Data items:
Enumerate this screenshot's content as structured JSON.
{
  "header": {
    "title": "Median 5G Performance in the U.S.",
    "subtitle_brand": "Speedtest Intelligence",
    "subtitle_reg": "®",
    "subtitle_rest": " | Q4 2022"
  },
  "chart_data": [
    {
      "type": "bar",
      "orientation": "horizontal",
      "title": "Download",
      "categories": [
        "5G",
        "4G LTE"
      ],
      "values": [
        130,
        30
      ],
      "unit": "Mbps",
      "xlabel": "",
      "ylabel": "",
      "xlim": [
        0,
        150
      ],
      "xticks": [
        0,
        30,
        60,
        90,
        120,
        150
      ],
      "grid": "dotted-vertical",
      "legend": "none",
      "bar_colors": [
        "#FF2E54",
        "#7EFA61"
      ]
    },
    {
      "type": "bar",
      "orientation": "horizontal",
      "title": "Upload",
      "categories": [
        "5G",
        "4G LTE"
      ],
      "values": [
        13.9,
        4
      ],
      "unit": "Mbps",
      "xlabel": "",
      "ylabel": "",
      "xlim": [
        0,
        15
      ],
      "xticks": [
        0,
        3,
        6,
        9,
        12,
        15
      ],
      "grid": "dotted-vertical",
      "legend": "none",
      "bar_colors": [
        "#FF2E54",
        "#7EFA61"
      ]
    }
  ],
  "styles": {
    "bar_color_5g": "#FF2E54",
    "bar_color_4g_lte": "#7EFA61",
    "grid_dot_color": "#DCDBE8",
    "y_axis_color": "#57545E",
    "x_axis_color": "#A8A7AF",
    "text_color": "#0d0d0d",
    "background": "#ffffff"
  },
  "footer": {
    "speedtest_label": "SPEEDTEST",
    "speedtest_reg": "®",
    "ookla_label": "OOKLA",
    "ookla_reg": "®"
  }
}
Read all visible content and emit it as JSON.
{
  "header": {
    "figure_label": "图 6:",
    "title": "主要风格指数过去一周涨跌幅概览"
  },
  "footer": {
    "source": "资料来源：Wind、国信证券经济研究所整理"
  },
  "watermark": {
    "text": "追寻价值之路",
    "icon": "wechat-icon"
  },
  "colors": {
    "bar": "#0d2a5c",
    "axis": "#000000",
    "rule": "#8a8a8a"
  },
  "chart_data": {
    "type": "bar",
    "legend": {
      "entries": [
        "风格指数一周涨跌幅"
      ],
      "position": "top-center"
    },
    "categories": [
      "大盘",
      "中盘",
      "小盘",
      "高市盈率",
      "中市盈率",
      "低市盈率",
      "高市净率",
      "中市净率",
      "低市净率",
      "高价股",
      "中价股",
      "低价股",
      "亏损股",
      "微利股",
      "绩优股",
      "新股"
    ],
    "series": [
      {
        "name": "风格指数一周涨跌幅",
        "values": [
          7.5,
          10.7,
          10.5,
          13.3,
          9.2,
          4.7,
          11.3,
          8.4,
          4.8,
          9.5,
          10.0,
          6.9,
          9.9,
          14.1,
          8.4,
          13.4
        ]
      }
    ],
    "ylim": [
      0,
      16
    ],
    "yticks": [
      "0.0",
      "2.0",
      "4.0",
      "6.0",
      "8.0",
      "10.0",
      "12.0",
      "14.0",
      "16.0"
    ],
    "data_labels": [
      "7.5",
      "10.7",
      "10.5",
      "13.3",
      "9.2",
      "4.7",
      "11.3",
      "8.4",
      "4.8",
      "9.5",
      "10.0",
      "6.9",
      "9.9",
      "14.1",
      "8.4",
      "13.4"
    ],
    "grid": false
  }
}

(PROBLEM STATEMENT): Repeat the listing in full, keeping every line exactly as it is.

(THE REPLY):
Enumerate this screenshot's content as structured JSON.
{
  "header": {
    "title": "Median 5G Performance in the U.S.",
    "subtitle_brand": "Speedtest Intelligence",
    "subtitle_reg": "®",
    "subtitle_rest": " | Q4 2022"
  },
  "chart_data": [
    {
      "type": "bar",
      "orientation": "horizontal",
      "title": "Download",
      "categories": [
        "5G",
        "4G LTE"
      ],
      "values": [
        130,
        30
      ],
      "unit": "Mbps",
      "xlabel": "",
      "ylabel": "",
      "xlim": [
        0,
        150
      ],
      "xticks": [
        0,
        30,
        60,
        90,
        120,
        150
      ],
      "grid": "dotted-vertical",
      "legend": "none",
      "bar_colors": [
        "#FF2E54",
        "#7EFA61"
      ]
    },
    {
      "type": "bar",
      "orientation": "horizontal",
      "title": "Upload",
      "categories": [
        "5G",
        "4G LTE"
      ],
      "values": [
        13.9,
        4
      ],
      "unit": "Mbps",
      "xlabel": "",
      "ylabel": "",
      "xlim": [
        0,
        15
      ],
      "xticks": [
        0,
        3,
        6,
        9,
        12,
        15
      ],
      "grid": "dotted-vertical",
      "legend": "none",
      "bar_colors": [
        "#FF2E54",
        "#7EFA61"
      ]
    }
  ],
  "styles": {
    "bar_color_5g": "#FF2E54",
    "bar_color_4g_lte": "#7EFA61",
    "grid_dot_color": "#DCDBE8",
    "y_axis_color": "#57545E",
    "x_axis_color": "#A8A7AF",
    "text_color": "#0d0d0d",
    "background": "#ffffff"
  },
  "footer": {
    "speedtest_label": "SPEEDTEST",
    "speedtest_reg": "®",
    "ookla_label": "OOKLA",
    "ookla_reg": "®"
  }
}
Read all visible content and emit it as JSON.
{
  "header": {
    "figure_label": "图 6:",
    "title": "主要风格指数过去一周涨跌幅概览"
  },
  "footer": {
    "source": "资料来源：Wind、国信证券经济研究所整理"
  },
  "watermark": {
    "text": "追寻价值之路",
    "icon": "wechat-icon"
  },
  "colors": {
    "bar": "#0d2a5c",
    "axis": "#000000",
    "rule": "#8a8a8a"
  },
  "chart_data": {
    "type": "bar",
    "legend": {
      "entries": [
        "风格指数一周涨跌幅"
      ],
      "position": "top-center"
    },
    "categories": [
      "大盘",
      "中盘",
      "小盘",
      "高市盈率",
      "中市盈率",
      "低市盈率",
      "高市净率",
      "中市净率",
      "低市净率",
      "高价股",
      "中价股",
      "低价股",
      "亏损股",
      "微利股",
      "绩优股",
      "新股"
    ],
    "series": [
      {
        "name": "风格指数一周涨跌幅",
        "values": [
          7.5,
          10.7,
          10.5,
          13.3,
          9.2,
          4.7,
          11.3,
          8.4,
          4.8,
          9.5,
          10.0,
          6.9,
          9.9,
          14.1,
          8.4,
          13.4
        ]
      }
    ],
    "ylim": [
      0,
      16
    ],
    "yticks": [
      "0.0",
      "2.0",
      "4.0",
      "6.0",
      "8.0",
      "10.0",
      "12.0",
      "14.0",
      "16.0"
    ],
    "data_labels": [
      "7.5",
      "10.7",
      "10.5",
      "13.3",
      "9.2",
      "4.7",
      "11.3",
      "8.4",
      "4.8",
      "9.5",
      "10.0",
      "6.9",
      "9.9",
      "14.1",
      "8.4",
      "13.4"
    ],
    "grid": false
  }
}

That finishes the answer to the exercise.